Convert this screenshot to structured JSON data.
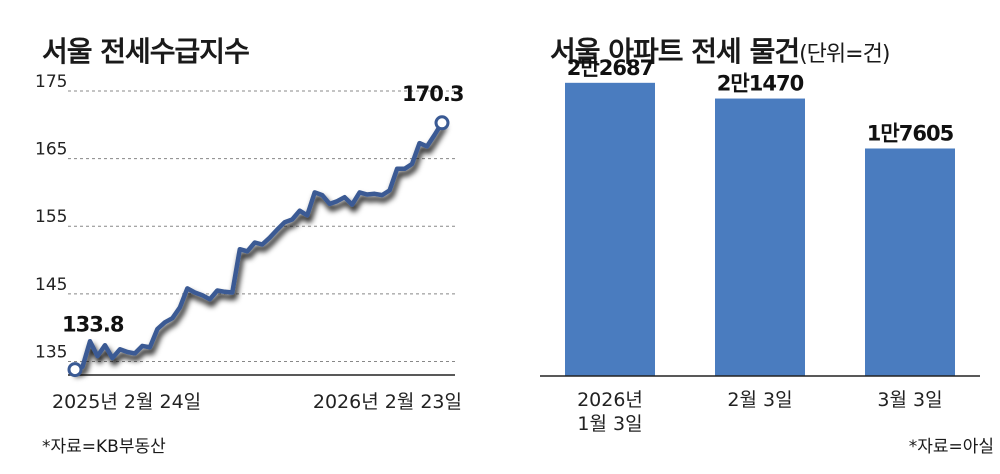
{
  "charts": {
    "left": {
      "title": "서울 전세수급지수",
      "source": "*자료=KB부동산"
    },
    "right": {
      "title": "서울 아파트 전세 물건",
      "unit": "(단위=건)",
      "source": "*자료=아실"
    }
  },
  "chart_data": [
    {
      "type": "line",
      "title": "서울 전세수급지수",
      "ylim": [
        133,
        175
      ],
      "yticks": [
        135,
        145,
        155,
        165,
        175
      ],
      "xlabel": "",
      "ylabel": "",
      "x_start_label": "2025년 2월 24일",
      "x_end_label": "2026년 2월 23일",
      "grid": true,
      "series": [
        {
          "values": [
            133.8,
            134.2,
            138.0,
            135.8,
            137.4,
            135.5,
            136.8,
            136.4,
            136.2,
            137.3,
            137.1,
            139.8,
            140.8,
            141.4,
            143.0,
            145.8,
            145.2,
            144.8,
            144.2,
            145.5,
            145.3,
            145.2,
            151.6,
            151.3,
            152.6,
            152.3,
            153.3,
            154.5,
            155.6,
            156.0,
            157.3,
            156.6,
            160.0,
            159.6,
            158.3,
            158.7,
            159.3,
            158.2,
            160.0,
            159.7,
            159.8,
            159.6,
            160.3,
            163.5,
            163.5,
            164.2,
            167.3,
            166.8,
            168.5,
            170.3
          ]
        }
      ],
      "annotations": [
        {
          "index": 0,
          "label": "133.8"
        },
        {
          "index": 49,
          "label": "170.3"
        }
      ],
      "color": "#3a5a94"
    },
    {
      "type": "bar",
      "title": "서울 아파트 전세 물건",
      "unit": "(단위=건)",
      "categories": [
        [
          "2026년",
          "1월 3일"
        ],
        [
          "2월 3일"
        ],
        [
          "3월 3일"
        ]
      ],
      "values": [
        22687,
        21470,
        17605
      ],
      "value_labels": [
        "2만2687",
        "2만1470",
        "1만7605"
      ],
      "ylim": [
        0,
        26000
      ],
      "color": "#4a7cbf"
    }
  ]
}
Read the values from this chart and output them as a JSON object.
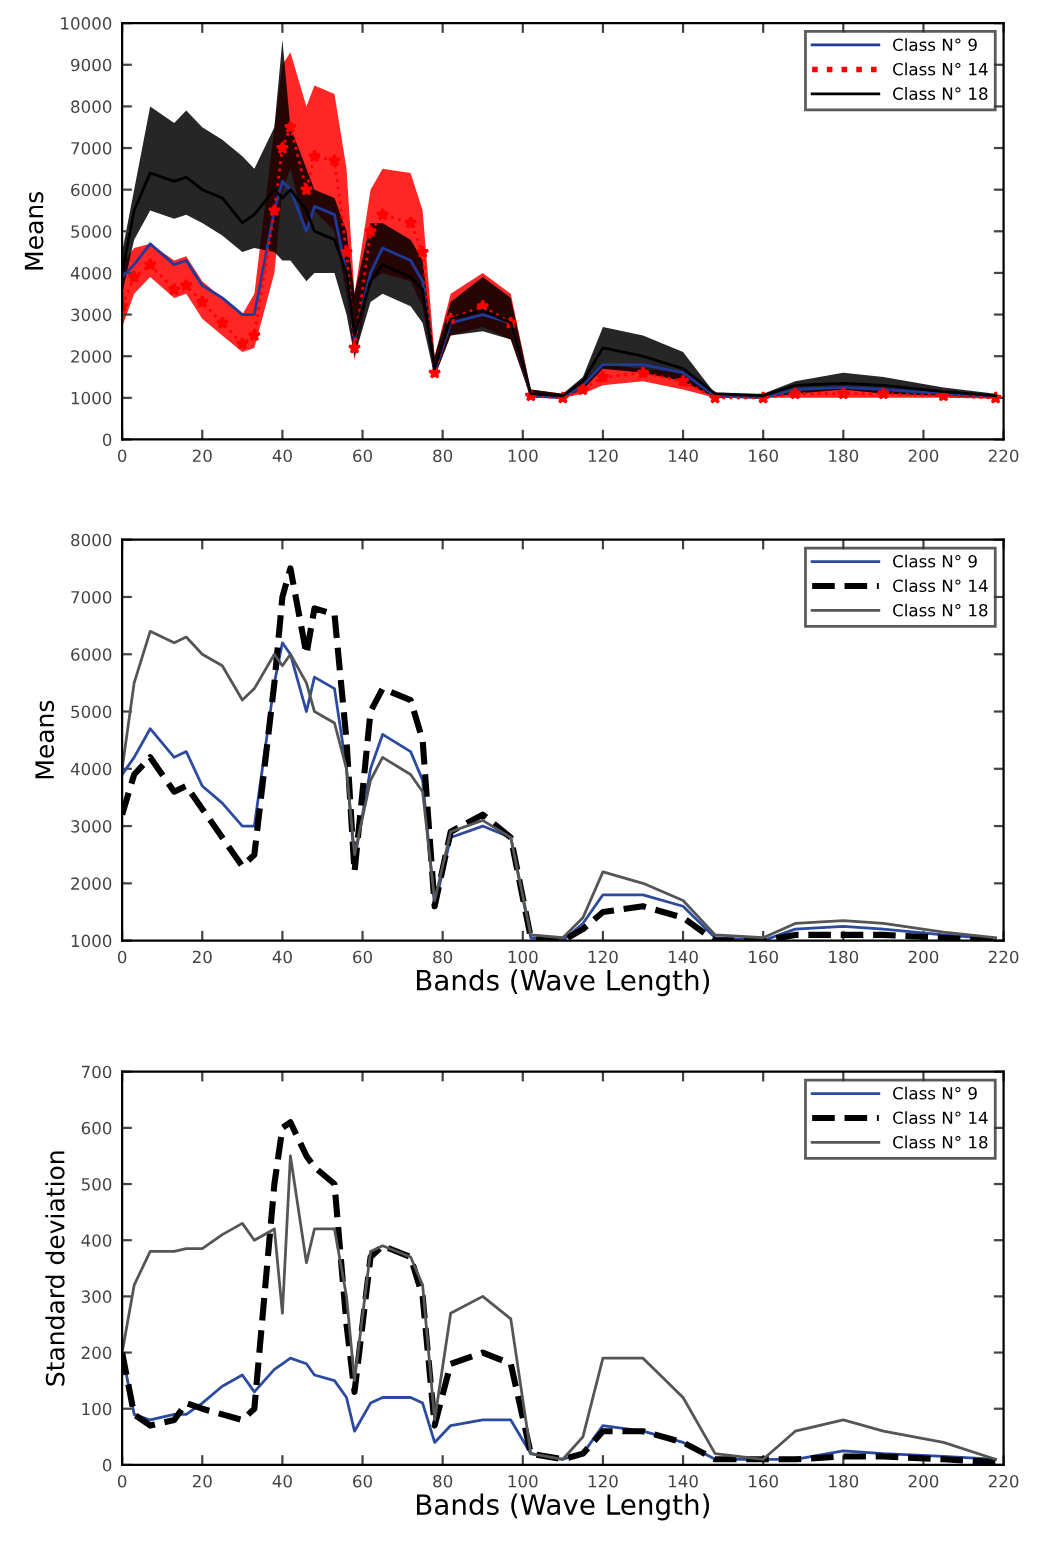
{
  "chart_data": [
    {
      "type": "line",
      "ylabel": "Means",
      "x": [
        0,
        3,
        7,
        13,
        16,
        20,
        25,
        30,
        33,
        38,
        40,
        42,
        46,
        48,
        53,
        56,
        58,
        62,
        65,
        72,
        75,
        78,
        82,
        90,
        97,
        102,
        110,
        115,
        120,
        130,
        140,
        148,
        160,
        168,
        180,
        190,
        205,
        218
      ],
      "xlim": [
        0,
        220
      ],
      "xticks": [
        0,
        20,
        40,
        60,
        80,
        100,
        120,
        140,
        160,
        180,
        200,
        220
      ],
      "ylim": [
        0,
        10000
      ],
      "yticks": [
        0,
        1000,
        2000,
        3000,
        4000,
        5000,
        6000,
        7000,
        8000,
        9000,
        10000
      ],
      "legend": "top right",
      "series": [
        {
          "name": "Class N° 9",
          "color": "#1f3a9a",
          "line_style": "solid",
          "values": [
            3900,
            4200,
            4700,
            4200,
            4300,
            3700,
            3400,
            3000,
            3000,
            5500,
            6200,
            6000,
            5000,
            5600,
            5400,
            4000,
            2400,
            4000,
            4600,
            4300,
            3800,
            1600,
            2800,
            3000,
            2800,
            1050,
            1000,
            1300,
            1800,
            1800,
            1600,
            1050,
            1000,
            1200,
            1250,
            1200,
            1100,
            1030
          ]
        },
        {
          "name": "Class N° 14",
          "color": "#ff0000",
          "line_style": "dotted",
          "marker": "star",
          "values": [
            3200,
            3900,
            4200,
            3600,
            3700,
            3300,
            2800,
            2300,
            2500,
            5500,
            7000,
            7500,
            6000,
            6800,
            6700,
            4500,
            2200,
            5000,
            5400,
            5200,
            4500,
            1600,
            2900,
            3200,
            2800,
            1050,
            1000,
            1200,
            1500,
            1600,
            1400,
            1000,
            1000,
            1100,
            1100,
            1100,
            1050,
            1000
          ],
          "lower": [
            2700,
            3500,
            3900,
            3400,
            3500,
            2900,
            2500,
            2100,
            2200,
            4000,
            6000,
            6500,
            5000,
            5500,
            5000,
            3500,
            1900,
            3800,
            4000,
            3800,
            3200,
            1500,
            2500,
            2700,
            2400,
            1000,
            1000,
            1100,
            1300,
            1400,
            1200,
            1000,
            1000,
            1000,
            1000,
            1000,
            1000,
            980
          ],
          "upper": [
            4200,
            4600,
            4700,
            4300,
            4400,
            3800,
            3400,
            3000,
            3500,
            7500,
            9000,
            9300,
            8000,
            8500,
            8300,
            6500,
            3500,
            6000,
            6500,
            6400,
            5500,
            2000,
            3500,
            4000,
            3500,
            1200,
            1100,
            1400,
            1800,
            1700,
            1600,
            1050,
            1050,
            1200,
            1300,
            1200,
            1100,
            1050
          ]
        },
        {
          "name": "Class N° 18",
          "color": "#000000",
          "line_style": "solid",
          "values": [
            4000,
            5500,
            6400,
            6200,
            6300,
            6000,
            5800,
            5200,
            5400,
            6000,
            5800,
            6000,
            5500,
            5000,
            4800,
            4000,
            2500,
            3800,
            4200,
            3900,
            3600,
            1700,
            2900,
            3100,
            2800,
            1100,
            1050,
            1400,
            2200,
            2000,
            1700,
            1100,
            1050,
            1300,
            1350,
            1300,
            1150,
            1050
          ],
          "lower": [
            3500,
            4800,
            5500,
            5300,
            5400,
            5200,
            4900,
            4500,
            4600,
            4500,
            4300,
            4300,
            3800,
            4000,
            4000,
            3000,
            2000,
            3300,
            3500,
            3200,
            2800,
            1500,
            2500,
            2600,
            2400,
            1000,
            1000,
            1200,
            1700,
            1600,
            1400,
            1000,
            1000,
            1100,
            1200,
            1100,
            1050,
            1000
          ],
          "upper": [
            4500,
            6000,
            8000,
            7600,
            7900,
            7500,
            7200,
            6800,
            6500,
            7500,
            9600,
            7500,
            6500,
            6000,
            5800,
            5000,
            3500,
            5200,
            5200,
            4800,
            4300,
            2000,
            3300,
            3900,
            3400,
            1200,
            1100,
            1500,
            2700,
            2500,
            2100,
            1100,
            1100,
            1400,
            1600,
            1500,
            1250,
            1100
          ]
        }
      ]
    },
    {
      "type": "line",
      "ylabel": "Means",
      "xlabel": "Bands (Wave Length)",
      "x": [
        0,
        3,
        7,
        13,
        16,
        20,
        25,
        30,
        33,
        38,
        40,
        42,
        46,
        48,
        53,
        56,
        58,
        62,
        65,
        72,
        75,
        78,
        82,
        90,
        97,
        102,
        110,
        115,
        120,
        130,
        140,
        148,
        160,
        168,
        180,
        190,
        205,
        218
      ],
      "xlim": [
        0,
        220
      ],
      "xticks": [
        0,
        20,
        40,
        60,
        80,
        100,
        120,
        140,
        160,
        180,
        200,
        220
      ],
      "ylim": [
        1000,
        8000
      ],
      "yticks": [
        1000,
        2000,
        3000,
        4000,
        5000,
        6000,
        7000,
        8000
      ],
      "legend": "top right",
      "series": [
        {
          "name": "Class N° 9",
          "color": "#2b4aa0",
          "line_style": "solid",
          "values": [
            3900,
            4200,
            4700,
            4200,
            4300,
            3700,
            3400,
            3000,
            3000,
            5500,
            6200,
            6000,
            5000,
            5600,
            5400,
            4000,
            2400,
            4000,
            4600,
            4300,
            3800,
            1600,
            2800,
            3000,
            2800,
            1050,
            1000,
            1300,
            1800,
            1800,
            1600,
            1050,
            1000,
            1200,
            1250,
            1200,
            1100,
            1030
          ]
        },
        {
          "name": "Class N° 14",
          "color": "#000000",
          "line_style": "dashed",
          "values": [
            3200,
            3900,
            4200,
            3600,
            3700,
            3300,
            2800,
            2300,
            2500,
            5500,
            7000,
            7500,
            6000,
            6800,
            6700,
            4500,
            2200,
            5000,
            5400,
            5200,
            4500,
            1600,
            2900,
            3200,
            2800,
            1050,
            1000,
            1200,
            1500,
            1600,
            1400,
            1000,
            1000,
            1100,
            1100,
            1100,
            1050,
            1000
          ]
        },
        {
          "name": "Class N° 18",
          "color": "#555555",
          "line_style": "solid",
          "values": [
            4000,
            5500,
            6400,
            6200,
            6300,
            6000,
            5800,
            5200,
            5400,
            6000,
            5800,
            6000,
            5500,
            5000,
            4800,
            4000,
            2500,
            3800,
            4200,
            3900,
            3600,
            1700,
            2900,
            3100,
            2800,
            1100,
            1050,
            1400,
            2200,
            2000,
            1700,
            1100,
            1050,
            1300,
            1350,
            1300,
            1150,
            1050
          ]
        }
      ]
    },
    {
      "type": "line",
      "ylabel": "Standard deviation",
      "xlabel": "Bands (Wave Length)",
      "x": [
        0,
        3,
        7,
        13,
        16,
        20,
        25,
        30,
        33,
        38,
        40,
        42,
        46,
        48,
        53,
        56,
        58,
        62,
        65,
        72,
        75,
        78,
        82,
        90,
        97,
        102,
        110,
        115,
        120,
        130,
        140,
        148,
        160,
        168,
        180,
        190,
        205,
        218
      ],
      "xlim": [
        0,
        220
      ],
      "xticks": [
        0,
        20,
        40,
        60,
        80,
        100,
        120,
        140,
        160,
        180,
        200,
        220
      ],
      "ylim": [
        0,
        700
      ],
      "yticks": [
        0,
        100,
        200,
        300,
        400,
        500,
        600,
        700
      ],
      "legend": "top right",
      "series": [
        {
          "name": "Class N° 9",
          "color": "#2b4aa0",
          "line_style": "solid",
          "values": [
            200,
            90,
            80,
            90,
            90,
            110,
            140,
            160,
            130,
            170,
            180,
            190,
            180,
            160,
            150,
            120,
            60,
            110,
            120,
            120,
            110,
            40,
            70,
            80,
            80,
            20,
            10,
            20,
            70,
            60,
            40,
            10,
            10,
            10,
            25,
            20,
            15,
            10
          ]
        },
        {
          "name": "Class N° 14",
          "color": "#000000",
          "line_style": "dashed",
          "values": [
            200,
            90,
            70,
            80,
            110,
            100,
            90,
            80,
            100,
            500,
            600,
            610,
            550,
            530,
            500,
            250,
            130,
            370,
            390,
            370,
            300,
            70,
            180,
            200,
            180,
            20,
            10,
            20,
            60,
            60,
            40,
            10,
            10,
            10,
            15,
            15,
            10,
            5
          ]
        },
        {
          "name": "Class N° 18",
          "color": "#555555",
          "line_style": "solid",
          "values": [
            200,
            320,
            380,
            380,
            385,
            385,
            410,
            430,
            400,
            420,
            270,
            550,
            360,
            420,
            420,
            300,
            150,
            380,
            390,
            370,
            320,
            80,
            270,
            300,
            260,
            20,
            10,
            50,
            190,
            190,
            120,
            20,
            10,
            60,
            80,
            60,
            40,
            10
          ]
        }
      ]
    }
  ]
}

━━━

▶ The problem
Show every line in the entries where the string "this" occurs.

▶ Response to the task
Convert this screenshot to structured JSON data.
Read the values from this chart and output them as a JSON object.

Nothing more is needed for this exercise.